(Saved entries)
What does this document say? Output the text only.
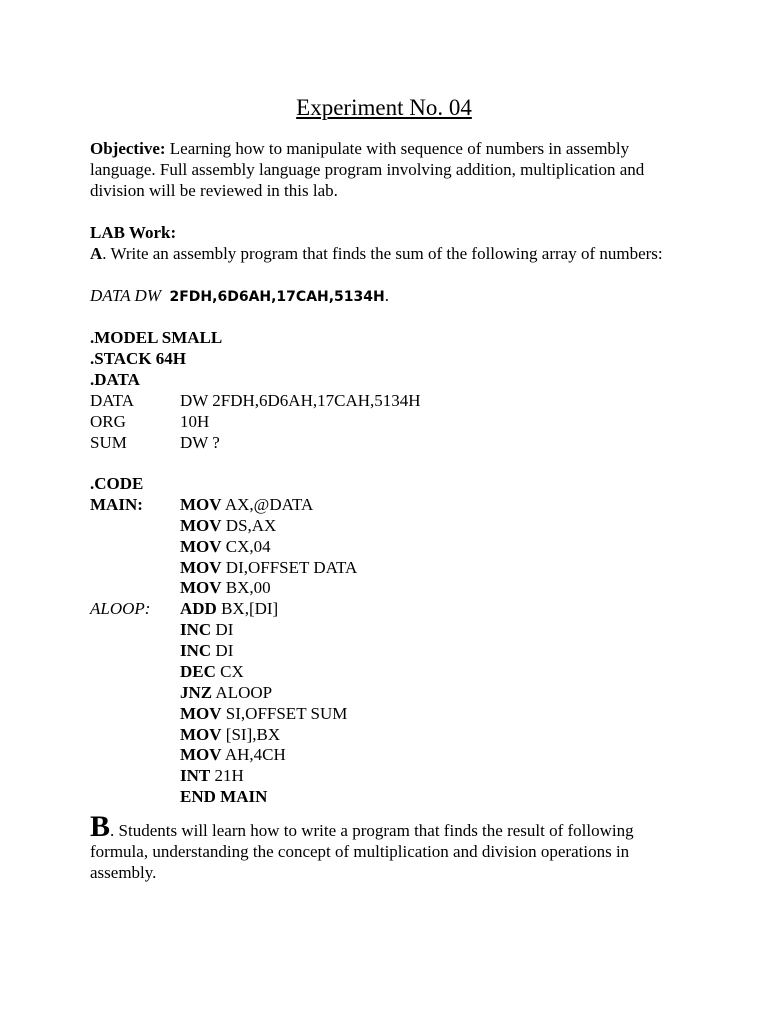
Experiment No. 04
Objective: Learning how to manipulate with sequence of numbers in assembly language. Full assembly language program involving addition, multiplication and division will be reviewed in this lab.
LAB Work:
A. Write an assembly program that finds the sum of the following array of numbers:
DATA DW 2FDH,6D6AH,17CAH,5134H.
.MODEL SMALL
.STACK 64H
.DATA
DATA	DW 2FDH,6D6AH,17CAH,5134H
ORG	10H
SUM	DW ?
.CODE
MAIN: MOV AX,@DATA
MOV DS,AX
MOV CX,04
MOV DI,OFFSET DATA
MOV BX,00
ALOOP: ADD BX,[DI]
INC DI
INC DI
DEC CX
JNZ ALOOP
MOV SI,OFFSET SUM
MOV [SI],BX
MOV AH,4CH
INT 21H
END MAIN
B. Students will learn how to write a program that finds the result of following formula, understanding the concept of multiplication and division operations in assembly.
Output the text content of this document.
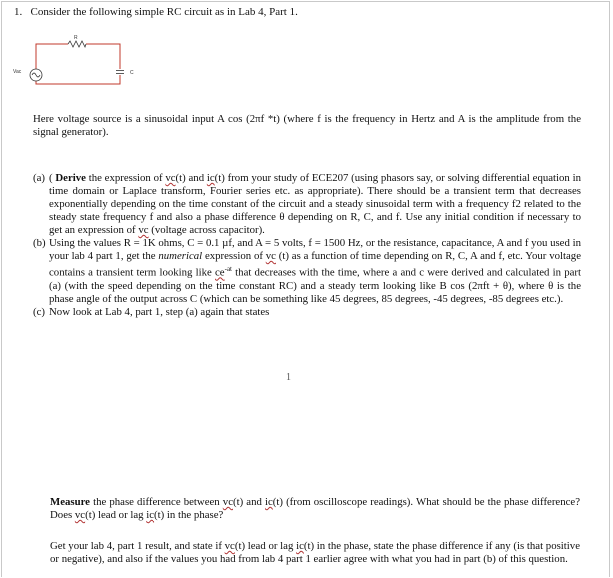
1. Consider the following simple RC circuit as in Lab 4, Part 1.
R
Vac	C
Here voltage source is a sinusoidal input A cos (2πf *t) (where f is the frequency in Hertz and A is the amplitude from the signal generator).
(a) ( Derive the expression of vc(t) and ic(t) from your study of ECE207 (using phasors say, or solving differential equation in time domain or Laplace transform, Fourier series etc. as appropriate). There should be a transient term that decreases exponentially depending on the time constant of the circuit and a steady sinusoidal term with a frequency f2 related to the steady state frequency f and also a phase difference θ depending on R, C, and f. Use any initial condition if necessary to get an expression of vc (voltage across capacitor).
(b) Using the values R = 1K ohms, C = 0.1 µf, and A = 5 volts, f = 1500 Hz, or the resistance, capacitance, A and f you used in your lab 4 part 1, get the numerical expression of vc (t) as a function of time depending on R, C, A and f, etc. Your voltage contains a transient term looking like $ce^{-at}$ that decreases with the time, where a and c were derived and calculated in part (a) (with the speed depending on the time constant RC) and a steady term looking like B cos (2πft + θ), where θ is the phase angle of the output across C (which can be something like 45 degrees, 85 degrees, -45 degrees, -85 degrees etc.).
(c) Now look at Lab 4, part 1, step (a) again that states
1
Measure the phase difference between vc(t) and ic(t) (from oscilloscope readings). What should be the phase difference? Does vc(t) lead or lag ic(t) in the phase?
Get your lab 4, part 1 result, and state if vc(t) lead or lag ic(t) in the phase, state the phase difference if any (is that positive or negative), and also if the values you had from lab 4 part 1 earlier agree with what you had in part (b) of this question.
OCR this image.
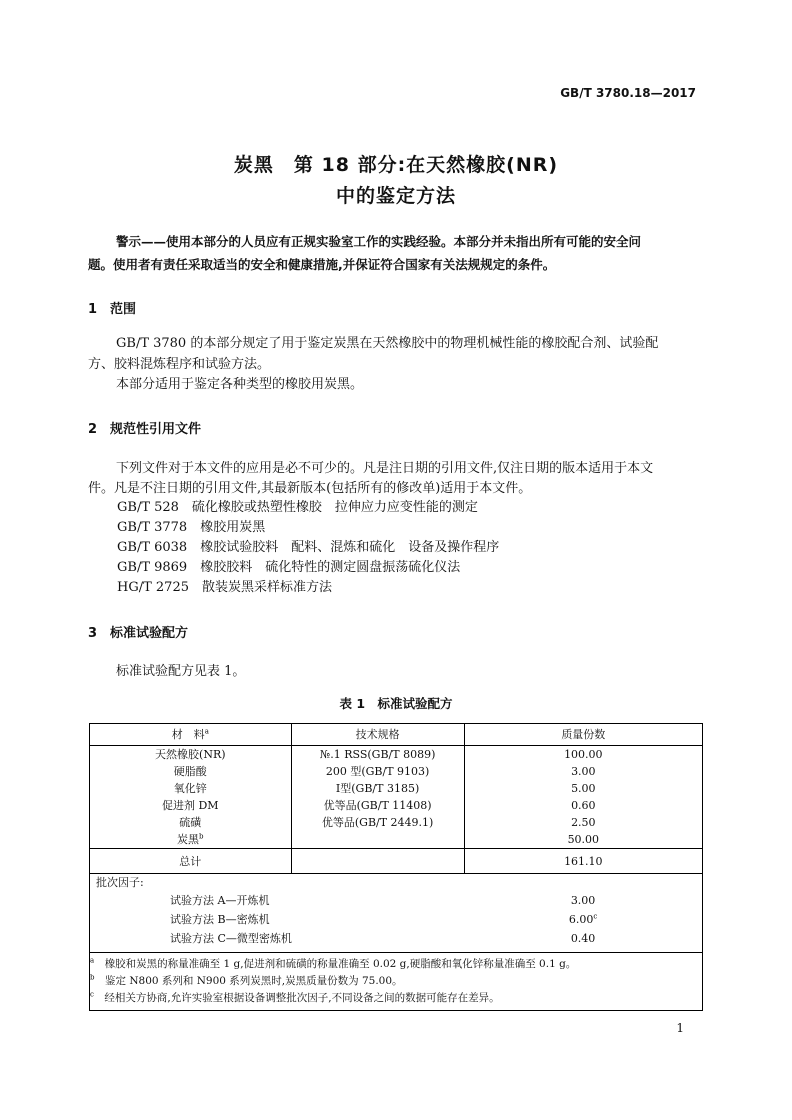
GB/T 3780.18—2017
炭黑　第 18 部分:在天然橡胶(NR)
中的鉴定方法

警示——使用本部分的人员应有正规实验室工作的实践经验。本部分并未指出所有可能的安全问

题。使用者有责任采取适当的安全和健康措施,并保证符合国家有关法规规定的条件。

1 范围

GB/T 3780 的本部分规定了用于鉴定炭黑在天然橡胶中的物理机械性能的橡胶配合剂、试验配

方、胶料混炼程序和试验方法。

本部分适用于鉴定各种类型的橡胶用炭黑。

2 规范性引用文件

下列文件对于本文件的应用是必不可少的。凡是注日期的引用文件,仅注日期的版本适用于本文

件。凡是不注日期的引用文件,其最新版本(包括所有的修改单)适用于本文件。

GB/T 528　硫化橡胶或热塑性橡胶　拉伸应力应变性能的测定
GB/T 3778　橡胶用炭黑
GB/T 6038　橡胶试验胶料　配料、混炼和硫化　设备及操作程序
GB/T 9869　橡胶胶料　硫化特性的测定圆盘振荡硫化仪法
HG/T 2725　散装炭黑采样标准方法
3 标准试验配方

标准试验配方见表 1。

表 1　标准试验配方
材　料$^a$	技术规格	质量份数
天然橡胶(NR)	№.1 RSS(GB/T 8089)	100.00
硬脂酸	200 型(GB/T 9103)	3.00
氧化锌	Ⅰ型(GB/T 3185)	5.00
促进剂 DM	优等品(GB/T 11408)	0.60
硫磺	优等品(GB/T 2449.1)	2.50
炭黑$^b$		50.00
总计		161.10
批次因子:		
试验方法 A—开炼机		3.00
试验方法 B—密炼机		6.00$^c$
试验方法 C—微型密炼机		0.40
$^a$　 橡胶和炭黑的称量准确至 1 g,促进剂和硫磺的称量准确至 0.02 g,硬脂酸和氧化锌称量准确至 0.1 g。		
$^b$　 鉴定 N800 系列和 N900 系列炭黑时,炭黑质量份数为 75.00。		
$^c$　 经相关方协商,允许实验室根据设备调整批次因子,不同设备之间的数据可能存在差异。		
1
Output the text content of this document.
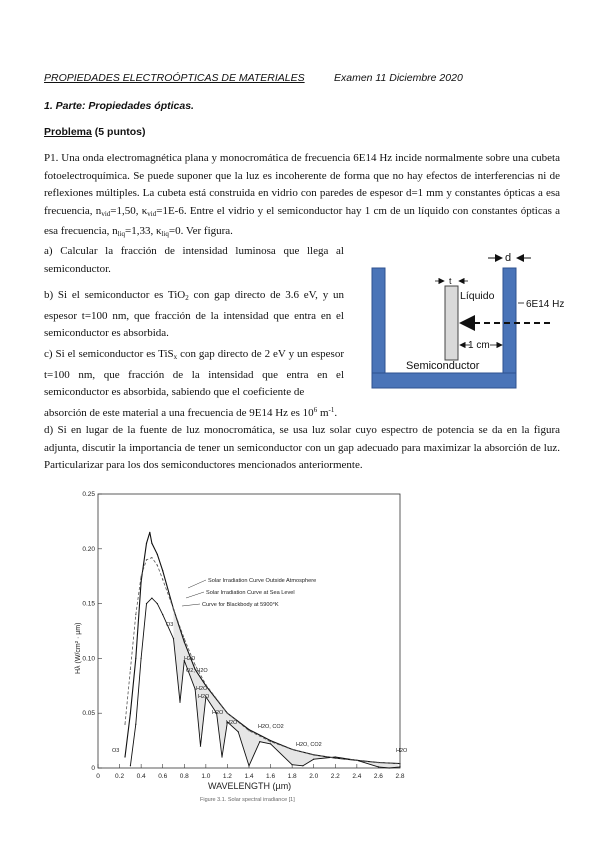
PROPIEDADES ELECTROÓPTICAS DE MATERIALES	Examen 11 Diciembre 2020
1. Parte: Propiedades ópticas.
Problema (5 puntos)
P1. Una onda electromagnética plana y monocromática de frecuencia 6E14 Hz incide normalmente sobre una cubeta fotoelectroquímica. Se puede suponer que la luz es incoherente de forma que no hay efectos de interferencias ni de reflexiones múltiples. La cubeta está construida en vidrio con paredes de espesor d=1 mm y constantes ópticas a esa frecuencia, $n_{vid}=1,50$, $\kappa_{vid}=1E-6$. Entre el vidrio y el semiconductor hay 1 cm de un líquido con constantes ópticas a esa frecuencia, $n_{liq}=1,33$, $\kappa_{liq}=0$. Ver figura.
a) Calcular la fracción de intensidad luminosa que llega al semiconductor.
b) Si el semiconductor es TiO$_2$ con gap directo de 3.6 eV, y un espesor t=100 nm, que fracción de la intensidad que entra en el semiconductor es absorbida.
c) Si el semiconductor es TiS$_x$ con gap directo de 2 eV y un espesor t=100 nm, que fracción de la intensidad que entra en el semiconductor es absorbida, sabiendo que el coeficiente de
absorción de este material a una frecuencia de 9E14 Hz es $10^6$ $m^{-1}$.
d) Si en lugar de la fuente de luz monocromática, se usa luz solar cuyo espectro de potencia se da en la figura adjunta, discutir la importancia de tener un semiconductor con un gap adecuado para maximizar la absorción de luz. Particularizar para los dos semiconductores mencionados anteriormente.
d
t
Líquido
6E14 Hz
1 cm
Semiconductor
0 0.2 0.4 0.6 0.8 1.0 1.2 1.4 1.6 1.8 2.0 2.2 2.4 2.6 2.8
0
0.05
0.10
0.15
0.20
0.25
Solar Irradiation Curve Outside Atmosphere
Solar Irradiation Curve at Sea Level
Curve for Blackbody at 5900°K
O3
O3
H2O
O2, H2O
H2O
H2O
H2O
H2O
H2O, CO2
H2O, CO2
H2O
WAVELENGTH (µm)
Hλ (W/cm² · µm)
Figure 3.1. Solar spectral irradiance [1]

What is asked: In the copy, include all records verbatim but no images.

Output for this task:
What does this document say? Output the text only.
Experiment No. 04
Objective: Learning how to manipulate with sequence of numbers in assembly language. Full assembly language program involving addition, multiplication and division will be reviewed in this lab.
LAB Work:
A. Write an assembly program that finds the sum of the following array of numbers:
DATA DW 2FDH,6D6AH,17CAH,5134H.
.MODEL SMALL
.STACK 64H
.DATA
DATA	DW 2FDH,6D6AH,17CAH,5134H
ORG	10H
SUM	DW ?
.CODE
MAIN: MOV AX,@DATA
MOV DS,AX
MOV CX,04
MOV DI,OFFSET DATA
MOV BX,00
ALOOP: ADD BX,[DI]
INC DI
INC DI
DEC CX
JNZ ALOOP
MOV SI,OFFSET SUM
MOV [SI],BX
MOV AH,4CH
INT 21H
END MAIN
B. Students will learn how to write a program that finds the result of following formula, understanding the concept of multiplication and division operations in assembly.
Output the text content of this document.
1. Consider the following simple RC circuit as in Lab 4, Part 1.
R
Vac	C
Here voltage source is a sinusoidal input A cos (2πf *t) (where f is the frequency in Hertz and A is the amplitude from the signal generator).
(a) ( Derive the expression of vc(t) and ic(t) from your study of ECE207 (using phasors say, or solving differential equation in time domain or Laplace transform, Fourier series etc. as appropriate). There should be a transient term that decreases exponentially depending on the time constant of the circuit and a steady sinusoidal term with a frequency f2 related to the steady state frequency f and also a phase difference θ depending on R, C, and f. Use any initial condition if necessary to get an expression of vc (voltage across capacitor).
(b) Using the values R = 1K ohms, C = 0.1 µf, and A = 5 volts, f = 1500 Hz, or the resistance, capacitance, A and f you used in your lab 4 part 1, get the numerical expression of vc (t) as a function of time depending on R, C, A and f, etc. Your voltage contains a transient term looking like $ce^{-at}$ that decreases with the time, where a and c were derived and calculated in part (a) (with the speed depending on the time constant RC) and a steady term looking like B cos (2πft + θ), where θ is the phase angle of the output across C (which can be something like 45 degrees, 85 degrees, -45 degrees, -85 degrees etc.).
(c) Now look at Lab 4, part 1, step (a) again that states
1
Measure the phase difference between vc(t) and ic(t) (from oscilloscope readings). What should be the phase difference? Does vc(t) lead or lag ic(t) in the phase?
Get your lab 4, part 1 result, and state if vc(t) lead or lag ic(t) in the phase, state the phase difference if any (is that positive or negative), and also if the values you had from lab 4 part 1 earlier agree with what you had in part (b) of this question.
OCR this image.
GB/T 3780.18—2017
炭黑　第 18 部分:在天然橡胶(NR)
中的鉴定方法

警示——使用本部分的人员应有正规实验室工作的实践经验。本部分并未指出所有可能的安全问

题。使用者有责任采取适当的安全和健康措施,并保证符合国家有关法规规定的条件。

1 范围

GB/T 3780 的本部分规定了用于鉴定炭黑在天然橡胶中的物理机械性能的橡胶配合剂、试验配

方、胶料混炼程序和试验方法。

本部分适用于鉴定各种类型的橡胶用炭黑。

2 规范性引用文件

下列文件对于本文件的应用是必不可少的。凡是注日期的引用文件,仅注日期的版本适用于本文

件。凡是不注日期的引用文件,其最新版本(包括所有的修改单)适用于本文件。

GB/T 528　硫化橡胶或热塑性橡胶　拉伸应力应变性能的测定
GB/T 3778　橡胶用炭黑
GB/T 6038　橡胶试验胶料　配料、混炼和硫化　设备及操作程序
GB/T 9869　橡胶胶料　硫化特性的测定圆盘振荡硫化仪法
HG/T 2725　散装炭黑采样标准方法
3 标准试验配方

标准试验配方见表 1。

表 1　标准试验配方
材　料$^a$	技术规格	质量份数
天然橡胶(NR)	№.1 RSS(GB/T 8089)	100.00
硬脂酸	200 型(GB/T 9103)	3.00
氧化锌	Ⅰ型(GB/T 3185)	5.00
促进剂 DM	优等品(GB/T 11408)	0.60
硫磺	优等品(GB/T 2449.1)	2.50
炭黑$^b$		50.00
总计		161.10
批次因子:		
试验方法 A—开炼机		3.00
试验方法 B—密炼机		6.00$^c$
试验方法 C—微型密炼机		0.40
$^a$　 橡胶和炭黑的称量准确至 1 g,促进剂和硫磺的称量准确至 0.02 g,硬脂酸和氧化锌称量准确至 0.1 g。		
$^b$　 鉴定 N800 系列和 N900 系列炭黑时,炭黑质量份数为 75.00。		
$^c$　 经相关方协商,允许实验室根据设备调整批次因子,不同设备之间的数据可能存在差异。		
1
Output the text content of this document.
PROPIEDADES ELECTROÓPTICAS DE MATERIALES	Examen 11 Diciembre 2020
1. Parte: Propiedades ópticas.
Problema (5 puntos)
P1. Una onda electromagnética plana y monocromática de frecuencia 6E14 Hz incide normalmente sobre una cubeta fotoelectroquímica. Se puede suponer que la luz es incoherente de forma que no hay efectos de interferencias ni de reflexiones múltiples. La cubeta está construida en vidrio con paredes de espesor d=1 mm y constantes ópticas a esa frecuencia, $n_{vid}=1,50$, $\kappa_{vid}=1E-6$. Entre el vidrio y el semiconductor hay 1 cm de un líquido con constantes ópticas a esa frecuencia, $n_{liq}=1,33$, $\kappa_{liq}=0$. Ver figura.
a) Calcular la fracción de intensidad luminosa que llega al semiconductor.
b) Si el semiconductor es TiO$_2$ con gap directo de 3.6 eV, y un espesor t=100 nm, que fracción de la intensidad que entra en el semiconductor es absorbida.
c) Si el semiconductor es TiS$_x$ con gap directo de 2 eV y un espesor t=100 nm, que fracción de la intensidad que entra en el semiconductor es absorbida, sabiendo que el coeficiente de
absorción de este material a una frecuencia de 9E14 Hz es $10^6$ $m^{-1}$.
d) Si en lugar de la fuente de luz monocromática, se usa luz solar cuyo espectro de potencia se da en la figura adjunta, discutir la importancia de tener un semiconductor con un gap adecuado para maximizar la absorción de luz. Particularizar para los dos semiconductores mencionados anteriormente.
d
t
Líquido
6E14 Hz
1 cm
Semiconductor
0 0.2 0.4 0.6 0.8 1.0 1.2 1.4 1.6 1.8 2.0 2.2 2.4 2.6 2.8
0
0.05
0.10
0.15
0.20
0.25
Solar Irradiation Curve Outside Atmosphere
Solar Irradiation Curve at Sea Level
Curve for Blackbody at 5900°K
O3
O3
H2O
O2, H2O
H2O
H2O
H2O
H2O
H2O, CO2
H2O, CO2
H2O
WAVELENGTH (µm)
Hλ (W/cm² · µm)
Figure 3.1. Solar spectral irradiance [1]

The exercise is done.